> **Task to complete**
Which lines in the records below contain the word "Linear"? Copy each one out.

> **Record extracts**
★ ★ ★ ★ ★ ★ ★

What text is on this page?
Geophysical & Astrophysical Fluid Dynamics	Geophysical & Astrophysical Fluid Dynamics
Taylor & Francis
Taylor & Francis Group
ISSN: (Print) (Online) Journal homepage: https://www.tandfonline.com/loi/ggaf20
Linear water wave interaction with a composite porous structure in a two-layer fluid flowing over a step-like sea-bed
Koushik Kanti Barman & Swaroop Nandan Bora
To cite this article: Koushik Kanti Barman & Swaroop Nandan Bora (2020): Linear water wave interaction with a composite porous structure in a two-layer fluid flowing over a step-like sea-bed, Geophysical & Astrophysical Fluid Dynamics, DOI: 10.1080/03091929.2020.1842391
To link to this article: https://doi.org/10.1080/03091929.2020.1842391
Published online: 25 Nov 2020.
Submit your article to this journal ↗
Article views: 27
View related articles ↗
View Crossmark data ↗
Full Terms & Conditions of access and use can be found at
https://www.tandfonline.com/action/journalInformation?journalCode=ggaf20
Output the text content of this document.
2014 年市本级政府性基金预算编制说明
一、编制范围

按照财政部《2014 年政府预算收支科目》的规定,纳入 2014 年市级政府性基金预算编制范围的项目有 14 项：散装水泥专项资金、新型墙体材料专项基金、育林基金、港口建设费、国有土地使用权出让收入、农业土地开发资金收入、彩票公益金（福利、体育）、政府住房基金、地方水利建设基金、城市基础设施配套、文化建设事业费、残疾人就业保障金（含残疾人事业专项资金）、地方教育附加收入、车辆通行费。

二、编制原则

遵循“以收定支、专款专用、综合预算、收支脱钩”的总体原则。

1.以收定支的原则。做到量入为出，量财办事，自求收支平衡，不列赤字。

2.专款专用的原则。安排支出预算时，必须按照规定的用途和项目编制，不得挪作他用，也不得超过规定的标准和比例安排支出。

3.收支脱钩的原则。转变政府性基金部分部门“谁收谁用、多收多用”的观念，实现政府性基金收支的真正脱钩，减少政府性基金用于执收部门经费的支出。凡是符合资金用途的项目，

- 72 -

★ ★ ★ ★ ★ ★ ★

> **Answer to the task**
Linear water wave interaction with a composite porous structure in a two-layer fluid flowing over a step-like sea-bed
To cite this article: Koushik Kanti Barman & Swaroop Nandan Bora (2020): Linear water wave interaction with a composite porous structure in a two-layer fluid flowing over a step-like sea-bed, Geophysical & Astrophysical Fluid Dynamics, DOI: 10.1080/03091929.2020.1842391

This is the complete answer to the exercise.